Directions
Count the lines below that contain "University". Give only the number.

Saved entries:
■ ■ ■

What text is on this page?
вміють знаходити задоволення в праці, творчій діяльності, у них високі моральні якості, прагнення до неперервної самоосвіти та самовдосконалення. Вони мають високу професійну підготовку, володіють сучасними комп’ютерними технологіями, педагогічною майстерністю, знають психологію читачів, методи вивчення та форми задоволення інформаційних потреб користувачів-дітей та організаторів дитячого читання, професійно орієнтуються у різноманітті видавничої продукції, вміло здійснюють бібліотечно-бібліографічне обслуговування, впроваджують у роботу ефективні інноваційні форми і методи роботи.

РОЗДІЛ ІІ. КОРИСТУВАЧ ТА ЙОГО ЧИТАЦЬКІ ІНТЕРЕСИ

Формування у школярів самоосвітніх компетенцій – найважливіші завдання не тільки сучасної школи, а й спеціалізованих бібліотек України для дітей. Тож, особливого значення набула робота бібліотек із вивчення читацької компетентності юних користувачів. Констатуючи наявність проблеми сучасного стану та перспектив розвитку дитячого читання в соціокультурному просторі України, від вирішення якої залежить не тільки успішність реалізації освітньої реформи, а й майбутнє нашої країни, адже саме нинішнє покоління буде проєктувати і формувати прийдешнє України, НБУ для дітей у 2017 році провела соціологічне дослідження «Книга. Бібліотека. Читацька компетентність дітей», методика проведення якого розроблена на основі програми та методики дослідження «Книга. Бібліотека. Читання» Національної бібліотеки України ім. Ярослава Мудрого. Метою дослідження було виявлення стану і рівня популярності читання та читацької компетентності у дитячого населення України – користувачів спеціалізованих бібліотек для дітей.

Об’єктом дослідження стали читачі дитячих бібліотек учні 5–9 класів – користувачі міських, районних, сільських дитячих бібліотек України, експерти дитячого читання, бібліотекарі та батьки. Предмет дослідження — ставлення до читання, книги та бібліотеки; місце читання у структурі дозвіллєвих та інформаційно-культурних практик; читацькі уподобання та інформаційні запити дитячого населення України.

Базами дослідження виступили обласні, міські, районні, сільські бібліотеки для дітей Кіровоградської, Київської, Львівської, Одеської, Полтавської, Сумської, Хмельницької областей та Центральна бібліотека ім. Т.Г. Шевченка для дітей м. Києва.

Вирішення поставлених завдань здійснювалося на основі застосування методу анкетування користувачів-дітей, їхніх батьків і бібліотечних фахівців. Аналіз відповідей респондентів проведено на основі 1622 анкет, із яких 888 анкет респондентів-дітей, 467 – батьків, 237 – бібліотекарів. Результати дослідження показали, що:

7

■ ■ ■

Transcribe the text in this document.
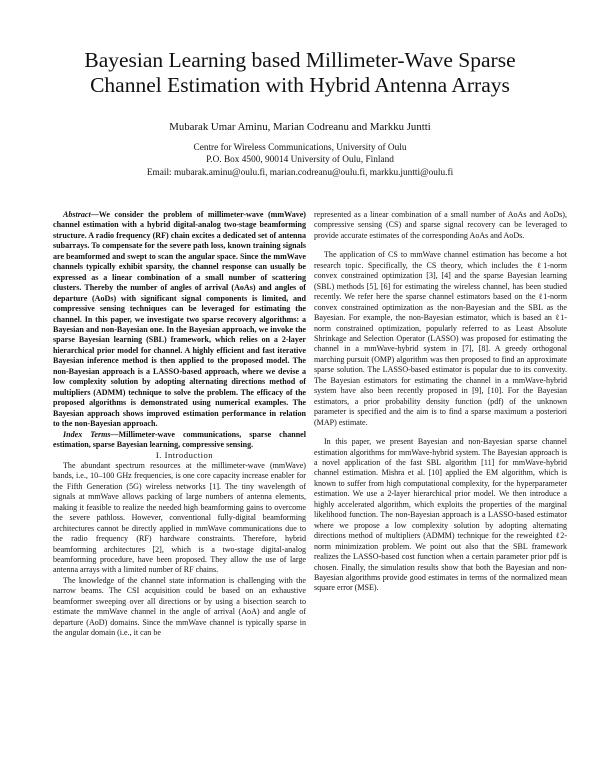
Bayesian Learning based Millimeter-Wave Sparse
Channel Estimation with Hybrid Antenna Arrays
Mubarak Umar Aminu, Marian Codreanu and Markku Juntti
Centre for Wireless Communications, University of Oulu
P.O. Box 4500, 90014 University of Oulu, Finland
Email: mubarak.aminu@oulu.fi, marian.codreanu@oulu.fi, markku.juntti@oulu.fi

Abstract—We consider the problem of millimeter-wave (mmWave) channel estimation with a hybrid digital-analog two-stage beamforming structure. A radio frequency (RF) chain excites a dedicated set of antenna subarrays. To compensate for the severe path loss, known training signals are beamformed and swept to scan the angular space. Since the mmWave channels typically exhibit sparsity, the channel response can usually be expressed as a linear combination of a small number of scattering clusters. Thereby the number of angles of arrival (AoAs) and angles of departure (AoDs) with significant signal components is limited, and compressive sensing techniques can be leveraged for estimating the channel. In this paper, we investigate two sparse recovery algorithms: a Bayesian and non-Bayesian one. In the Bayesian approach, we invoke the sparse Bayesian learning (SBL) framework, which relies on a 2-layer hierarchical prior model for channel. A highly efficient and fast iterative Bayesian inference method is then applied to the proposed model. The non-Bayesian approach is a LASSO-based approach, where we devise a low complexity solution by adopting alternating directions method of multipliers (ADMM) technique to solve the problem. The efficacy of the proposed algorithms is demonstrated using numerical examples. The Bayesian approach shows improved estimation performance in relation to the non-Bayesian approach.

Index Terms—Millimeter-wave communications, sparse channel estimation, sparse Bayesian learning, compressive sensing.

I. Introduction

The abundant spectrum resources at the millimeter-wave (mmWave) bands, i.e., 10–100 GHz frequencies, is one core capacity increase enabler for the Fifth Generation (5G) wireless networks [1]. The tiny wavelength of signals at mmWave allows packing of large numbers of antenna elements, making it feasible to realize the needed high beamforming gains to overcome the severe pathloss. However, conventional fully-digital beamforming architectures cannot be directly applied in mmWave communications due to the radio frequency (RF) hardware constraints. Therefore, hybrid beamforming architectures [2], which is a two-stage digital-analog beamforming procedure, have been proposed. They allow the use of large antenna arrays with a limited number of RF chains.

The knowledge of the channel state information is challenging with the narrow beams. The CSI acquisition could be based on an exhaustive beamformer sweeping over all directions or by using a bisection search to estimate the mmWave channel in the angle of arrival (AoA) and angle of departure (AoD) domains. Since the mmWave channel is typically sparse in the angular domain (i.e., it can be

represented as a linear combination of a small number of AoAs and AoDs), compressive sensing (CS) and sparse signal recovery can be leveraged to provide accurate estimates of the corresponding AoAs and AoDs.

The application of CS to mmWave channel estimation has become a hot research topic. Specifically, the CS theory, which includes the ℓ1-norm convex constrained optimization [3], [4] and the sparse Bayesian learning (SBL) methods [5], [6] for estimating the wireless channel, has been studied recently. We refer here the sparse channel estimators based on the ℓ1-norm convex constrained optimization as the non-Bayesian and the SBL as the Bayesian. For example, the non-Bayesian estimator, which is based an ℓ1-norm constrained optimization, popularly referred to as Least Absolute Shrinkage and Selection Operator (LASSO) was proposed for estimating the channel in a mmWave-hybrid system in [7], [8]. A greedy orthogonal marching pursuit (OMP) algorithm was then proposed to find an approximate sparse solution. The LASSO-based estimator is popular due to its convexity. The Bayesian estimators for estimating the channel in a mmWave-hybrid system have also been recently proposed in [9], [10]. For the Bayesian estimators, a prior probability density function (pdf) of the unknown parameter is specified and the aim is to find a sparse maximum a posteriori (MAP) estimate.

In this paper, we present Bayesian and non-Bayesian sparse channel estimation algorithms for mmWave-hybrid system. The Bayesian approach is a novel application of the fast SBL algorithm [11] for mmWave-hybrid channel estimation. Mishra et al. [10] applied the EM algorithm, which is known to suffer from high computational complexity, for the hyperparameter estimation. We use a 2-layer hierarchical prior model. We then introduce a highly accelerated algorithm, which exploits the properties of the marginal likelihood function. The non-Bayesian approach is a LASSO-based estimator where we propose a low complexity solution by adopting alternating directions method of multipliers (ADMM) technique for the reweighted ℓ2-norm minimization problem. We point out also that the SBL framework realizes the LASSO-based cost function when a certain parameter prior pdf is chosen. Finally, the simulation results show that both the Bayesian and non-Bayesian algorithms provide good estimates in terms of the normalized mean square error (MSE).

■ ■ ■

Answer to this exercise
2